## BEGIN SUPPLIED MATERIAL

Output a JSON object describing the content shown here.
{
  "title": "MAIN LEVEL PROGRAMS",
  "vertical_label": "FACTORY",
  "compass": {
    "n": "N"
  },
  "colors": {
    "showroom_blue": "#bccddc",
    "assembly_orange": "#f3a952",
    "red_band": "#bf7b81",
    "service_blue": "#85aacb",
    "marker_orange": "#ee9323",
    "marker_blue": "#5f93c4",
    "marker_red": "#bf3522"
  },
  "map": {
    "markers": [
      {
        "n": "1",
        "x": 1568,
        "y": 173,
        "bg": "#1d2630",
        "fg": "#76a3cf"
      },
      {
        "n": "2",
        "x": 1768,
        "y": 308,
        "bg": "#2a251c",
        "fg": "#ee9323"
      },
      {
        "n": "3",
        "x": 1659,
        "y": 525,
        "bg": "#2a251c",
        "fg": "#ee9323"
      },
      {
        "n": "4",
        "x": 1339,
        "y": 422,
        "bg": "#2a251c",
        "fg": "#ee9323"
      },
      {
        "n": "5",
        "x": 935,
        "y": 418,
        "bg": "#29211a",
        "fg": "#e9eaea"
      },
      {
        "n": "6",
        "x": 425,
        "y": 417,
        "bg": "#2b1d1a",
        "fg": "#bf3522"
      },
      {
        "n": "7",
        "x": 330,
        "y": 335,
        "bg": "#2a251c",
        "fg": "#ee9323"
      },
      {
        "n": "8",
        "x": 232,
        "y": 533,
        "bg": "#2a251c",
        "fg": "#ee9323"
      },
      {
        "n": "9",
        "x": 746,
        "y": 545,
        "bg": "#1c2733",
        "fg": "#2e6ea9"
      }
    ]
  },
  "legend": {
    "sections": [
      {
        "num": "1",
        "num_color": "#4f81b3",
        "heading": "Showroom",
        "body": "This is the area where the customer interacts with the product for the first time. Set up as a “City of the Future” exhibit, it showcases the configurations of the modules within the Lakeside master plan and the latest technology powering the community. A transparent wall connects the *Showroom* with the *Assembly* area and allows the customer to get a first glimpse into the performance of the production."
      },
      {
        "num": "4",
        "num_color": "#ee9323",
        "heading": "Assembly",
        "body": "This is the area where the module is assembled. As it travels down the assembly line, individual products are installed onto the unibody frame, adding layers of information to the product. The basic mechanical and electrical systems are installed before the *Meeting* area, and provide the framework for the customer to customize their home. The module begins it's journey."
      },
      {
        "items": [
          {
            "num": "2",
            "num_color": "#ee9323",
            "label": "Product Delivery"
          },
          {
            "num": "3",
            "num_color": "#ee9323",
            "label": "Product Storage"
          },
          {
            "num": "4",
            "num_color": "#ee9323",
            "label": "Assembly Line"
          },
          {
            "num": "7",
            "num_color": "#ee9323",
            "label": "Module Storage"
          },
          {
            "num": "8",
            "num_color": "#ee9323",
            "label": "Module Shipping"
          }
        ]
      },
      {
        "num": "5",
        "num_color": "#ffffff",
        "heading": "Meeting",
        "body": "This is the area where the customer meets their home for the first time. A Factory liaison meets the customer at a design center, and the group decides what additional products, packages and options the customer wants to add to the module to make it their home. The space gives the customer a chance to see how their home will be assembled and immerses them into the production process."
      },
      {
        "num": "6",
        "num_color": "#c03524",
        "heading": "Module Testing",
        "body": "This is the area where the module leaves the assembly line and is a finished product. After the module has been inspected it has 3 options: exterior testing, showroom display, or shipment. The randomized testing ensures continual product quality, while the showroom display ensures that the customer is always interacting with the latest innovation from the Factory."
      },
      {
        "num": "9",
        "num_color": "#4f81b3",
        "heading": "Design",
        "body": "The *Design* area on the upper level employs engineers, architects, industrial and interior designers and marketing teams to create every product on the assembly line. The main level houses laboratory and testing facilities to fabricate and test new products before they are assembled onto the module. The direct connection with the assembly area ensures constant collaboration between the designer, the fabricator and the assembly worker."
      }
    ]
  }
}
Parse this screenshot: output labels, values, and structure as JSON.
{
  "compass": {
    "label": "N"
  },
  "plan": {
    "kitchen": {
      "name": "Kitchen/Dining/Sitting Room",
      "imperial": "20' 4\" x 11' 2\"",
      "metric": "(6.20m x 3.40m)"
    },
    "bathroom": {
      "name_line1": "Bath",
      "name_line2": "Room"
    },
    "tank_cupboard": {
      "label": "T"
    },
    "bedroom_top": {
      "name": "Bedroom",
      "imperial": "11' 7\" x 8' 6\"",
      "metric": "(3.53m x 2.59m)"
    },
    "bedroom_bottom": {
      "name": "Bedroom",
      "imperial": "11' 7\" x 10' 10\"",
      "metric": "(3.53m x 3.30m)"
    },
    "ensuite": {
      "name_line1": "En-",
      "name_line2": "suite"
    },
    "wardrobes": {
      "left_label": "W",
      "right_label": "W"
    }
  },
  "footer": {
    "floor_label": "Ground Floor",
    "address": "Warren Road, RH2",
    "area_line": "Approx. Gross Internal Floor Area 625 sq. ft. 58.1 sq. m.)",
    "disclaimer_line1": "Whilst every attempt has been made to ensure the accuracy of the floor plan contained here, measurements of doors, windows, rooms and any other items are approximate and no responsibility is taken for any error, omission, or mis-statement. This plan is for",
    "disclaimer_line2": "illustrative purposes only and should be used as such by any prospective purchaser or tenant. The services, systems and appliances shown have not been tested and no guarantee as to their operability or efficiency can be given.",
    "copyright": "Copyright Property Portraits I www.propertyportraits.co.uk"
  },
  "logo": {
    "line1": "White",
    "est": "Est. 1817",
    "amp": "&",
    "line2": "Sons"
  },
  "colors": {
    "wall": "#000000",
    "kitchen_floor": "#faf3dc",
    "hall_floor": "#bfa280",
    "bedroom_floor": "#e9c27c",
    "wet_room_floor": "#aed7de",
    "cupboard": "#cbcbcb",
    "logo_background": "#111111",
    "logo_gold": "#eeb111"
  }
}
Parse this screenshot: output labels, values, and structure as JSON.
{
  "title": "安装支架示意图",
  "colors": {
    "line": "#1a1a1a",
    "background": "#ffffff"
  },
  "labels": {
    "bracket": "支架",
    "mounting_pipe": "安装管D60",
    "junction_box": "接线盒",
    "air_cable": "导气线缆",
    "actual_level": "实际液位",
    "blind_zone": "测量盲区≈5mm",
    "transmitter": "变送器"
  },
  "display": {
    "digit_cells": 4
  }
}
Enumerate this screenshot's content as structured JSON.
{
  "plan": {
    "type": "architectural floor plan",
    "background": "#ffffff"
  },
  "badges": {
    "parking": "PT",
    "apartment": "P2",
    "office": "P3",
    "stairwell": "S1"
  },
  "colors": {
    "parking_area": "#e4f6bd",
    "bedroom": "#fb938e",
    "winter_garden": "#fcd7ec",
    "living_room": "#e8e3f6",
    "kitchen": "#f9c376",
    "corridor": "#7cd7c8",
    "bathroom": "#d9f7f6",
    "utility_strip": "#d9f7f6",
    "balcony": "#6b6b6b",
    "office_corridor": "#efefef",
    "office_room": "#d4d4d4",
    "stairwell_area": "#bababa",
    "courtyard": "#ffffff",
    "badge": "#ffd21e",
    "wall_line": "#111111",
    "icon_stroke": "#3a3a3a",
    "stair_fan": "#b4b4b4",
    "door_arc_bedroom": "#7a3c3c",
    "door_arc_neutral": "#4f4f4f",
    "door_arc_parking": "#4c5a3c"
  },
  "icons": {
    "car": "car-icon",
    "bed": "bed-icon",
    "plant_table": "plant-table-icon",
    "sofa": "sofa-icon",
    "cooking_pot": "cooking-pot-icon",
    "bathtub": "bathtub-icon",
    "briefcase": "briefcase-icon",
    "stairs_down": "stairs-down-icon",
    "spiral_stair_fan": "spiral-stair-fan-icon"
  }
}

## END SUPPLIED MATERIAL

Among the lines of the data, identify those with the word "every". Copy each of them.

        "body": "The *Design* area on the upper level employs engineers, architects, industrial and interior designers and marketing teams to create every product on the assembly line. The main level houses laboratory and testing facilities to fabricate and test new products before they are assembled onto the module. The direct connection with the assembly area ensures constant collaboration between the designer, the fabricator and the assembly worker."
    "disclaimer_line1": "Whilst every attempt has been made to ensure the accuracy of the floor plan contained here, measurements of doors, windows, rooms and any other items are approximate and no responsibility is taken for any error, omission, or mis-statement. This plan is for",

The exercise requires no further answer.